> [What is expected]: Copy out every line in which the string "title" occurs.

(Dataset rows about figures)
+---+
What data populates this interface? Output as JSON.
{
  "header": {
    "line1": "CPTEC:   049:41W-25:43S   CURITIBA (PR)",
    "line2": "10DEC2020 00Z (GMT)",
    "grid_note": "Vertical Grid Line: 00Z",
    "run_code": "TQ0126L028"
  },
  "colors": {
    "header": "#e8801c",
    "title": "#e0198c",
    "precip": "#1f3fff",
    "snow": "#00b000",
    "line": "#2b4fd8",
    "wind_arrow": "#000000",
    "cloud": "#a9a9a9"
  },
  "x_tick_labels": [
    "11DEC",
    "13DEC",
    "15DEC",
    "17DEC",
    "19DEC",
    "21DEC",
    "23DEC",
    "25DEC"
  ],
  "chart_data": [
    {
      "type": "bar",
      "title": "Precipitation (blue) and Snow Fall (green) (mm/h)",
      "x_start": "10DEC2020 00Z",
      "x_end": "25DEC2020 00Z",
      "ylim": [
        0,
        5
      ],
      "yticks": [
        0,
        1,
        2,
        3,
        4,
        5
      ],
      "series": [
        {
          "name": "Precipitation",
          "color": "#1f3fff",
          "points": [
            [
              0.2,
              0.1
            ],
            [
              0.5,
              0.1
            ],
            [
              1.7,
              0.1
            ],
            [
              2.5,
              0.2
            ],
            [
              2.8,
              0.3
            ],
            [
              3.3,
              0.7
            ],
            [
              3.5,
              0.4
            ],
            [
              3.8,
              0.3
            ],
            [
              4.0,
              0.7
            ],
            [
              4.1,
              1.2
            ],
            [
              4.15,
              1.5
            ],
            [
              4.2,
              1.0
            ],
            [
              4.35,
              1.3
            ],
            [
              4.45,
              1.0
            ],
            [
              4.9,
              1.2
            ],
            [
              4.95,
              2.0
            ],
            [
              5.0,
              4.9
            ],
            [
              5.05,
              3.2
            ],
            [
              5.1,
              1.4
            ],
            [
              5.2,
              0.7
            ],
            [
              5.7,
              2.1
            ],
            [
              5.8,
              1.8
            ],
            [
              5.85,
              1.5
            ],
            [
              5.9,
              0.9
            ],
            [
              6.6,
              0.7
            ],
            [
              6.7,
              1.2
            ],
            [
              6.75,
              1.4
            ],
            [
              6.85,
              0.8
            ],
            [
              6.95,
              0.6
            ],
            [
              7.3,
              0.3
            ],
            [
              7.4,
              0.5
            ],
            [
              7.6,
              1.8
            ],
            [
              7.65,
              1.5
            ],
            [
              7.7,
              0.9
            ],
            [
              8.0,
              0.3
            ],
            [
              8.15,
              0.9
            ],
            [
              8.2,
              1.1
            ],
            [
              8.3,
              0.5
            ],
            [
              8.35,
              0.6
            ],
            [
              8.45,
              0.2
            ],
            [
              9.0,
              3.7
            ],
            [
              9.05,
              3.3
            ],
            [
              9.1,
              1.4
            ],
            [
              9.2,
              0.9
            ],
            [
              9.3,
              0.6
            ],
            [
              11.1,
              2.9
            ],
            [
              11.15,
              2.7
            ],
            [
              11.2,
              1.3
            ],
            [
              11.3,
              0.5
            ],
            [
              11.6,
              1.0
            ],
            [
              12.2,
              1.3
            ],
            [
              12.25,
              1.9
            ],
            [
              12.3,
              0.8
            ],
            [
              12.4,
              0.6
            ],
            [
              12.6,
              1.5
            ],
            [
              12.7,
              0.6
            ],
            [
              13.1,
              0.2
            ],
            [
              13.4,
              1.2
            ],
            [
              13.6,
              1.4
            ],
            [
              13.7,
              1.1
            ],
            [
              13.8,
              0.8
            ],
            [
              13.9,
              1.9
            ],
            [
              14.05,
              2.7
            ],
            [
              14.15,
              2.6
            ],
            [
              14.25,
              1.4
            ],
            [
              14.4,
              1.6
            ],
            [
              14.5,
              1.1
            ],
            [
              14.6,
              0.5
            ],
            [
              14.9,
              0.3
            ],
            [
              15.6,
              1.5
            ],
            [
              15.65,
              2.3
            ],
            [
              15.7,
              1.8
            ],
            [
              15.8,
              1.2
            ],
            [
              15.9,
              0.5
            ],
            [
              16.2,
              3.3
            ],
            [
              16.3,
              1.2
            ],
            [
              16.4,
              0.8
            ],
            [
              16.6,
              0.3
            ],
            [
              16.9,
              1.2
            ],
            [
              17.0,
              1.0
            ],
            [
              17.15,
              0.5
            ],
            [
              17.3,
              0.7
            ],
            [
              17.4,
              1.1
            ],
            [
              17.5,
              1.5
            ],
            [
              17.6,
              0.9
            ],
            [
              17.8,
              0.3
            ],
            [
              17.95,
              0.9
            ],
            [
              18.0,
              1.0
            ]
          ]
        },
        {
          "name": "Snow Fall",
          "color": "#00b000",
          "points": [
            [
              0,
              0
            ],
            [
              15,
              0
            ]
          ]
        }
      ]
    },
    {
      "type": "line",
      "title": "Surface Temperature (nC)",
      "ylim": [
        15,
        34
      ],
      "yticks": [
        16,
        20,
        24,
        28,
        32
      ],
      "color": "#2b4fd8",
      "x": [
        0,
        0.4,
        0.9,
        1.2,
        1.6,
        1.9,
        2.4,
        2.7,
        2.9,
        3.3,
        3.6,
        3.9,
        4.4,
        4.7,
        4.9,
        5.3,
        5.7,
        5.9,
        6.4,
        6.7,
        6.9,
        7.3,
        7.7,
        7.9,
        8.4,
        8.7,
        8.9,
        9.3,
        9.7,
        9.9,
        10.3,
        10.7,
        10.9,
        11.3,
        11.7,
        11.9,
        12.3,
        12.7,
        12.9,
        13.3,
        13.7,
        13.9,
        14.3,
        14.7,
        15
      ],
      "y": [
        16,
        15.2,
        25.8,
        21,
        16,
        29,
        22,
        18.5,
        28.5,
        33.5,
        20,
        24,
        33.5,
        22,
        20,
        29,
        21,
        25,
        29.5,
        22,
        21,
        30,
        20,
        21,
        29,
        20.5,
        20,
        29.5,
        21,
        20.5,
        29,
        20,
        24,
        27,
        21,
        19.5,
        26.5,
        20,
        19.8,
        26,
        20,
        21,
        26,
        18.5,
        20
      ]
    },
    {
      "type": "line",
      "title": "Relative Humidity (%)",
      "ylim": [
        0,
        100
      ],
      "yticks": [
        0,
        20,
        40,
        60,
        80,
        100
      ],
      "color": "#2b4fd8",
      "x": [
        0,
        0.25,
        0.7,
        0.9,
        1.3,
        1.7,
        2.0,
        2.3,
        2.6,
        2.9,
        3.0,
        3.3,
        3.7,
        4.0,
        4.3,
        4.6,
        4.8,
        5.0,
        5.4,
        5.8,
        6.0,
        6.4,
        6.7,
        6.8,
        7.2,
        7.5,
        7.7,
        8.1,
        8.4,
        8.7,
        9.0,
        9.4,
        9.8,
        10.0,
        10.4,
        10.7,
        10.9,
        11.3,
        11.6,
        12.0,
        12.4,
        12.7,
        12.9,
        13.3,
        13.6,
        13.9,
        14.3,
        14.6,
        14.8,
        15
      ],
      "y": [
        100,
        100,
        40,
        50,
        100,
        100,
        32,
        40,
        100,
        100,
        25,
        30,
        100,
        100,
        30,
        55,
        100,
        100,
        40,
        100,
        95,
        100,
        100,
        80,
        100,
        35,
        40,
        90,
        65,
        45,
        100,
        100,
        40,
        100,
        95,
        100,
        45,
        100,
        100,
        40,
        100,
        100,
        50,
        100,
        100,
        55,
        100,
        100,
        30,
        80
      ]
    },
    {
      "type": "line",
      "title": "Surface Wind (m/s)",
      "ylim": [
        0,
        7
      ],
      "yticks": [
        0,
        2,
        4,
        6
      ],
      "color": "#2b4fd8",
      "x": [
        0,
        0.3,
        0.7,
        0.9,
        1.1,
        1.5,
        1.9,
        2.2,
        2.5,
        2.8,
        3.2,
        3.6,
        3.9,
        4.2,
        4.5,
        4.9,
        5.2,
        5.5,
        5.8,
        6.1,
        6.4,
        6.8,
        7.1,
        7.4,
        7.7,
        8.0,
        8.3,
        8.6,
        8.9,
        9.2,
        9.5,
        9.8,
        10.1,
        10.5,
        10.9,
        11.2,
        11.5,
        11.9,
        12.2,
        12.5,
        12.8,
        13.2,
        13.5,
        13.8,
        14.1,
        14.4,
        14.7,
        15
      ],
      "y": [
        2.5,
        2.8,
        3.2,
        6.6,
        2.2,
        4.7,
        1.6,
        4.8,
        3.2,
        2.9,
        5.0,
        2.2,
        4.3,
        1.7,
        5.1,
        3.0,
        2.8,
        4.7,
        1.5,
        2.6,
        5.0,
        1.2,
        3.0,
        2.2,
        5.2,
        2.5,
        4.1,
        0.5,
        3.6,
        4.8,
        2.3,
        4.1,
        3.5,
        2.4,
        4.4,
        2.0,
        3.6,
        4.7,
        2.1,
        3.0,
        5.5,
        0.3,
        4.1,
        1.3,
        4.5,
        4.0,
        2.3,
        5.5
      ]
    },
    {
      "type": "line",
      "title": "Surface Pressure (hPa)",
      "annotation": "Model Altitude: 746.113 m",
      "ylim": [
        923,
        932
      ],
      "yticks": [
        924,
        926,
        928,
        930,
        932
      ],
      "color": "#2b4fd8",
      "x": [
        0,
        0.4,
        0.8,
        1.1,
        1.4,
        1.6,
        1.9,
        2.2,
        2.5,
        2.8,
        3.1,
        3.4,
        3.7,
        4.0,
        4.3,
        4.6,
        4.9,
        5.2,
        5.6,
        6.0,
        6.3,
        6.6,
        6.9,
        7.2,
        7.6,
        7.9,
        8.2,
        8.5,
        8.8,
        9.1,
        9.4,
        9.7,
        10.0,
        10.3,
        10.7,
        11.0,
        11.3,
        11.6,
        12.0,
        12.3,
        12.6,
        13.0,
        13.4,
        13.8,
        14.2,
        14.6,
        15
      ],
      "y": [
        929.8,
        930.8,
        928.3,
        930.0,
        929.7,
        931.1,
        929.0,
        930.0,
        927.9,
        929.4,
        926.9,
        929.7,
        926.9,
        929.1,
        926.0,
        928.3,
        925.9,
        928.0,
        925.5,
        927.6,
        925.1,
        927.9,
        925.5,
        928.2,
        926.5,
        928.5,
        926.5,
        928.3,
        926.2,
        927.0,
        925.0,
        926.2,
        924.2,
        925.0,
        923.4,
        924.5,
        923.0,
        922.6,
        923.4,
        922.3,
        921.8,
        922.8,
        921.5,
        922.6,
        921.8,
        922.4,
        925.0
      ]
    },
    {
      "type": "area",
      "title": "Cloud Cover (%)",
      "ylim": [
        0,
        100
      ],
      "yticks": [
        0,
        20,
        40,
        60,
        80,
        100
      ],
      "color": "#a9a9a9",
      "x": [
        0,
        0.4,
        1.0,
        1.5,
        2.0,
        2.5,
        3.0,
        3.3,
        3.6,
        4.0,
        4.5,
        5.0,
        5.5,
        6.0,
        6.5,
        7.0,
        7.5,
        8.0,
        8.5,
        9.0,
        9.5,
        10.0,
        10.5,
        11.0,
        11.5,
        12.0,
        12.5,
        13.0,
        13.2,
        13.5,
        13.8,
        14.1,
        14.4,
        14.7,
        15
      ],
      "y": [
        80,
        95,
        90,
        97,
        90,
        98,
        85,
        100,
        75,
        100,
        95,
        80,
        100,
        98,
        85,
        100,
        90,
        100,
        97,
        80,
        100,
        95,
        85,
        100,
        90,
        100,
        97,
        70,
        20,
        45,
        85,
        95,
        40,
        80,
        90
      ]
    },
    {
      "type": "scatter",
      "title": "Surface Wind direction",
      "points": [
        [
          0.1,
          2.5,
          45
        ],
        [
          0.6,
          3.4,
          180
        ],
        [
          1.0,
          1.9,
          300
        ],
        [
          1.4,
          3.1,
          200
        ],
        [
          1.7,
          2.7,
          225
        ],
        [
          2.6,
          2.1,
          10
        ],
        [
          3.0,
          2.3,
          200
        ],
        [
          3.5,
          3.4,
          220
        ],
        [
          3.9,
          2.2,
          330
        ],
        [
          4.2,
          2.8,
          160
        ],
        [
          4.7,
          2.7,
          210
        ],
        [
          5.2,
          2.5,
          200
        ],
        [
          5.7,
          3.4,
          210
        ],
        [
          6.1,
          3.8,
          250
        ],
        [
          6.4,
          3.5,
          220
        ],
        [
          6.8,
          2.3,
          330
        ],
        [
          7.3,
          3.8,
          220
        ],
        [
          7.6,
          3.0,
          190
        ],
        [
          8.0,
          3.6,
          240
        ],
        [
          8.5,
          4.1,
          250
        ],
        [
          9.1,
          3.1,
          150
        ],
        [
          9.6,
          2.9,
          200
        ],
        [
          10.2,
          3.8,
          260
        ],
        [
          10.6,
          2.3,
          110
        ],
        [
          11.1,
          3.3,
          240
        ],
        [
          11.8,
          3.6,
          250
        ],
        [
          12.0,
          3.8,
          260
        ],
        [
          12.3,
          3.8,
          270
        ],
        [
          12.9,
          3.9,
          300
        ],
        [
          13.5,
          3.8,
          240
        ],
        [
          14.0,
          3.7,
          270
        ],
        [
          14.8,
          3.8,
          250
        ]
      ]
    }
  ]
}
+---+
> [Task output]:
    "title": "#e0198c",
      "title": "Precipitation (blue) and Snow Fall (green) (mm/h)",
      "title": "Surface Temperature (nC)",
      "title": "Relative Humidity (%)",
      "title": "Surface Wind (m/s)",
      "title": "Surface Pressure (hPa)",
      "title": "Cloud Cover (%)",
      "title": "Surface Wind direction",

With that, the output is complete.